* [Exercise directions] Switch every "drag-handle-icon" in the lines below to "grip-icon" and write the lines out again with nothing else changed.

(Element box annotations)
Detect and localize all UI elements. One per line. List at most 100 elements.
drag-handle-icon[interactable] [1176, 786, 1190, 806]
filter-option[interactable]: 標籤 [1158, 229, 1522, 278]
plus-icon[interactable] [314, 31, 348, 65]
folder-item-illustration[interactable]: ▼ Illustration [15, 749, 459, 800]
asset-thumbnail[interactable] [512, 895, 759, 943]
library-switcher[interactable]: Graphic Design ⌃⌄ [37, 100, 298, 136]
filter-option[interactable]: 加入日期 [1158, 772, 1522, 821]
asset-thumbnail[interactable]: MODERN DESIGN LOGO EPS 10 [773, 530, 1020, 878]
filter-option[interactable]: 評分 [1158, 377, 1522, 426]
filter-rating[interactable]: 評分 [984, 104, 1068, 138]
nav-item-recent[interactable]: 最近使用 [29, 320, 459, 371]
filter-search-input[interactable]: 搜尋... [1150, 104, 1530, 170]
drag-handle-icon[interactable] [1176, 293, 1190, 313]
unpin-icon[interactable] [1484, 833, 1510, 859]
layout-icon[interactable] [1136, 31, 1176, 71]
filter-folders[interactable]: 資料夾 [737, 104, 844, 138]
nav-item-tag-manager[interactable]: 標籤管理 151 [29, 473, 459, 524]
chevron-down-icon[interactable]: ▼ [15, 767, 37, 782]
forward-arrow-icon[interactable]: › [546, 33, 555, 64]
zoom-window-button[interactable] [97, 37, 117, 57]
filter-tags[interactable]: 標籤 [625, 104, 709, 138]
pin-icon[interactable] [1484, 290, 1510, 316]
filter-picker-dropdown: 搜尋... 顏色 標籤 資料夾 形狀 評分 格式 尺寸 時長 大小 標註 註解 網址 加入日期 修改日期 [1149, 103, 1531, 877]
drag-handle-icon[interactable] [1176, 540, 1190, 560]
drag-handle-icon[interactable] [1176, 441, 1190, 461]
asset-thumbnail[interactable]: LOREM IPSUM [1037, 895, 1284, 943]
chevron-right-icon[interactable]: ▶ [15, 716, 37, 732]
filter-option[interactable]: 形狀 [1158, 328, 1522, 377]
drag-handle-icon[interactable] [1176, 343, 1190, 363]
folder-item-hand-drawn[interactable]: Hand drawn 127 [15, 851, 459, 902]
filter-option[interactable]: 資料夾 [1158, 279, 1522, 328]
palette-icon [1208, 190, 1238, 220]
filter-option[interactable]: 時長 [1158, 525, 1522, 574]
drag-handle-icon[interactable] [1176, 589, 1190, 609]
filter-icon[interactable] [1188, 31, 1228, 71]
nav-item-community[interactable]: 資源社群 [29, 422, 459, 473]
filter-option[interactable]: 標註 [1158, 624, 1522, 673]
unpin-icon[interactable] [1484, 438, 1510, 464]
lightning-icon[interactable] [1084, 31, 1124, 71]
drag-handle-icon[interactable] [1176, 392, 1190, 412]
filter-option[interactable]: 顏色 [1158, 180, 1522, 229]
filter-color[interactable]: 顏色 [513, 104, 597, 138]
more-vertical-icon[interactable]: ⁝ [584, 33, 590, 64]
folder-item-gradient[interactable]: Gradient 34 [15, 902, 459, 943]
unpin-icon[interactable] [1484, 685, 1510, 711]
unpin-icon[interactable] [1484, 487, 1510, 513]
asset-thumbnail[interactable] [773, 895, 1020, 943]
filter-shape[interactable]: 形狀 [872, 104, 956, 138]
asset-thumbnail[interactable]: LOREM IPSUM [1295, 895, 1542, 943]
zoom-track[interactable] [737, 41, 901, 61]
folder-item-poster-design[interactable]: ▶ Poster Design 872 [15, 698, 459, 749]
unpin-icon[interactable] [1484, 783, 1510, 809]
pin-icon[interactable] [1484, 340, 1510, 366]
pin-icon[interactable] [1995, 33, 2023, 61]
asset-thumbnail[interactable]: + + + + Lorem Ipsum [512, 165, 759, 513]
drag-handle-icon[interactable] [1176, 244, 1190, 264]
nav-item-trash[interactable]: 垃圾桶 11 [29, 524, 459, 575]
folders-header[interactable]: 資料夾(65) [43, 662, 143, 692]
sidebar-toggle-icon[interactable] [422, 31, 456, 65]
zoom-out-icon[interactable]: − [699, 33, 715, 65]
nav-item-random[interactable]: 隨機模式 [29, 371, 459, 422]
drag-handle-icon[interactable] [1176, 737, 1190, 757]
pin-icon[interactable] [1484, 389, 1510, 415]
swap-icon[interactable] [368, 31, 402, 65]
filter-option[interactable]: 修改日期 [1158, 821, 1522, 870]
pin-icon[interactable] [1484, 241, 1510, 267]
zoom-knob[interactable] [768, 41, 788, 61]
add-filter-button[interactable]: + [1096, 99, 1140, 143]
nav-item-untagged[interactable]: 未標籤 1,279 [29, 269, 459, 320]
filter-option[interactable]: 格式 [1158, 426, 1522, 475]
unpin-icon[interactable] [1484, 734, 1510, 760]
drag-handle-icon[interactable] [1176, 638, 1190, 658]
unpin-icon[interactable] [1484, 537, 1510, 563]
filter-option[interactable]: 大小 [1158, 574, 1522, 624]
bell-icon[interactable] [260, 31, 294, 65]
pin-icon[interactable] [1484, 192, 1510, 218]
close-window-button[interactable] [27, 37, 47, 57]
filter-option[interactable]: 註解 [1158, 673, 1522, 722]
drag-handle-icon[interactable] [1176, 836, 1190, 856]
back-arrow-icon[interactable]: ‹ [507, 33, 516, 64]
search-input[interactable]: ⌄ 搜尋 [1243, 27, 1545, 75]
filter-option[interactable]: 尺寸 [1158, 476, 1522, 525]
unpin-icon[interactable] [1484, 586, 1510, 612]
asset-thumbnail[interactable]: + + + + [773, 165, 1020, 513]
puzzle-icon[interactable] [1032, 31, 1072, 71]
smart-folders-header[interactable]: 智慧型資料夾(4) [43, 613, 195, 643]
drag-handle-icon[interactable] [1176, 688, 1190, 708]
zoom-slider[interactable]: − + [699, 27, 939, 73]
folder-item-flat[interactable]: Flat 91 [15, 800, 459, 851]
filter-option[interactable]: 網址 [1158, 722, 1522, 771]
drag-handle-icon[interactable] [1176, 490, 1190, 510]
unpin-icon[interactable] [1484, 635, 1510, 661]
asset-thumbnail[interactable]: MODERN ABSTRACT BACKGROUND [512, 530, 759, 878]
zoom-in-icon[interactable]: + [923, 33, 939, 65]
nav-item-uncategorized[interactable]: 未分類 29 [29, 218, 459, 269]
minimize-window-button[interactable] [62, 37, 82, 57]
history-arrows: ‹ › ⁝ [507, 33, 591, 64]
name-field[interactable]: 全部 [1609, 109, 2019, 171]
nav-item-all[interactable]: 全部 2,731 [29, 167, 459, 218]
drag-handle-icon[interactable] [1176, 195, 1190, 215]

* [Correct answer]
Detect and localize all UI elements. One per line. List at most 100 elements.
grip-icon[interactable] [1176, 786, 1190, 806]
filter-option[interactable]: 標籤 [1158, 229, 1522, 278]
plus-icon[interactable] [314, 31, 348, 65]
folder-item-illustration[interactable]: ▼ Illustration [15, 749, 459, 800]
asset-thumbnail[interactable] [512, 895, 759, 943]
library-switcher[interactable]: Graphic Design ⌃⌄ [37, 100, 298, 136]
filter-option[interactable]: 加入日期 [1158, 772, 1522, 821]
asset-thumbnail[interactable]: MODERN DESIGN LOGO EPS 10 [773, 530, 1020, 878]
filter-option[interactable]: 評分 [1158, 377, 1522, 426]
filter-rating[interactable]: 評分 [984, 104, 1068, 138]
nav-item-recent[interactable]: 最近使用 [29, 320, 459, 371]
filter-search-input[interactable]: 搜尋... [1150, 104, 1530, 170]
grip-icon[interactable] [1176, 293, 1190, 313]
unpin-icon[interactable] [1484, 833, 1510, 859]
layout-icon[interactable] [1136, 31, 1176, 71]
filter-folders[interactable]: 資料夾 [737, 104, 844, 138]
nav-item-tag-manager[interactable]: 標籤管理 151 [29, 473, 459, 524]
chevron-down-icon[interactable]: ▼ [15, 767, 37, 782]
forward-arrow-icon[interactable]: › [546, 33, 555, 64]
zoom-window-button[interactable] [97, 37, 117, 57]
filter-tags[interactable]: 標籤 [625, 104, 709, 138]
pin-icon[interactable] [1484, 290, 1510, 316]
filter-picker-dropdown: 搜尋... 顏色 標籤 資料夾 形狀 評分 格式 尺寸 時長 大小 標註 註解 網址 加入日期 修改日期 [1149, 103, 1531, 877]
grip-icon[interactable] [1176, 540, 1190, 560]
grip-icon[interactable] [1176, 441, 1190, 461]
asset-thumbnail[interactable]: LOREM IPSUM [1037, 895, 1284, 943]
chevron-right-icon[interactable]: ▶ [15, 716, 37, 732]
filter-option[interactable]: 形狀 [1158, 328, 1522, 377]
grip-icon[interactable] [1176, 343, 1190, 363]
folder-item-hand-drawn[interactable]: Hand drawn 127 [15, 851, 459, 902]
filter-option[interactable]: 資料夾 [1158, 279, 1522, 328]
palette-icon [1208, 190, 1238, 220]
filter-option[interactable]: 時長 [1158, 525, 1522, 574]
grip-icon[interactable] [1176, 589, 1190, 609]
filter-icon[interactable] [1188, 31, 1228, 71]
nav-item-community[interactable]: 資源社群 [29, 422, 459, 473]
filter-option[interactable]: 標註 [1158, 624, 1522, 673]
unpin-icon[interactable] [1484, 438, 1510, 464]
lightning-icon[interactable] [1084, 31, 1124, 71]
grip-icon[interactable] [1176, 392, 1190, 412]
filter-option[interactable]: 顏色 [1158, 180, 1522, 229]
filter-color[interactable]: 顏色 [513, 104, 597, 138]
more-vertical-icon[interactable]: ⁝ [584, 33, 590, 64]
folder-item-gradient[interactable]: Gradient 34 [15, 902, 459, 943]
unpin-icon[interactable] [1484, 685, 1510, 711]
unpin-icon[interactable] [1484, 487, 1510, 513]
asset-thumbnail[interactable] [773, 895, 1020, 943]
filter-shape[interactable]: 形狀 [872, 104, 956, 138]
asset-thumbnail[interactable]: LOREM IPSUM [1295, 895, 1542, 943]
zoom-track[interactable] [737, 41, 901, 61]
folder-item-poster-design[interactable]: ▶ Poster Design 872 [15, 698, 459, 749]
unpin-icon[interactable] [1484, 783, 1510, 809]
pin-icon[interactable] [1484, 340, 1510, 366]
pin-icon[interactable] [1995, 33, 2023, 61]
asset-thumbnail[interactable]: + + + + Lorem Ipsum [512, 165, 759, 513]
grip-icon[interactable] [1176, 244, 1190, 264]
nav-item-trash[interactable]: 垃圾桶 11 [29, 524, 459, 575]
folders-header[interactable]: 資料夾(65) [43, 662, 143, 692]
sidebar-toggle-icon[interactable] [422, 31, 456, 65]
zoom-out-icon[interactable]: − [699, 33, 715, 65]
nav-item-random[interactable]: 隨機模式 [29, 371, 459, 422]
grip-icon[interactable] [1176, 737, 1190, 757]
pin-icon[interactable] [1484, 389, 1510, 415]
swap-icon[interactable] [368, 31, 402, 65]
filter-option[interactable]: 修改日期 [1158, 821, 1522, 870]
pin-icon[interactable] [1484, 241, 1510, 267]
zoom-knob[interactable] [768, 41, 788, 61]
add-filter-button[interactable]: + [1096, 99, 1140, 143]
nav-item-untagged[interactable]: 未標籤 1,279 [29, 269, 459, 320]
filter-option[interactable]: 格式 [1158, 426, 1522, 475]
unpin-icon[interactable] [1484, 734, 1510, 760]
grip-icon[interactable] [1176, 638, 1190, 658]
unpin-icon[interactable] [1484, 537, 1510, 563]
filter-option[interactable]: 大小 [1158, 574, 1522, 624]
bell-icon[interactable] [260, 31, 294, 65]
pin-icon[interactable] [1484, 192, 1510, 218]
close-window-button[interactable] [27, 37, 47, 57]
filter-option[interactable]: 註解 [1158, 673, 1522, 722]
grip-icon[interactable] [1176, 836, 1190, 856]
back-arrow-icon[interactable]: ‹ [507, 33, 516, 64]
search-input[interactable]: ⌄ 搜尋 [1243, 27, 1545, 75]
filter-option[interactable]: 尺寸 [1158, 476, 1522, 525]
unpin-icon[interactable] [1484, 586, 1510, 612]
asset-thumbnail[interactable]: + + + + [773, 165, 1020, 513]
puzzle-icon[interactable] [1032, 31, 1072, 71]
smart-folders-header[interactable]: 智慧型資料夾(4) [43, 613, 195, 643]
grip-icon[interactable] [1176, 688, 1190, 708]
zoom-slider[interactable]: − + [699, 27, 939, 73]
folder-item-flat[interactable]: Flat 91 [15, 800, 459, 851]
filter-option[interactable]: 網址 [1158, 722, 1522, 771]
grip-icon[interactable] [1176, 490, 1190, 510]
unpin-icon[interactable] [1484, 635, 1510, 661]
asset-thumbnail[interactable]: MODERN ABSTRACT BACKGROUND [512, 530, 759, 878]
zoom-in-icon[interactable]: + [923, 33, 939, 65]
nav-item-uncategorized[interactable]: 未分類 29 [29, 218, 459, 269]
minimize-window-button[interactable] [62, 37, 82, 57]
history-arrows: ‹ › ⁝ [507, 33, 591, 64]
name-field[interactable]: 全部 [1609, 109, 2019, 171]
nav-item-all[interactable]: 全部 2,731 [29, 167, 459, 218]
grip-icon[interactable] [1176, 195, 1190, 215]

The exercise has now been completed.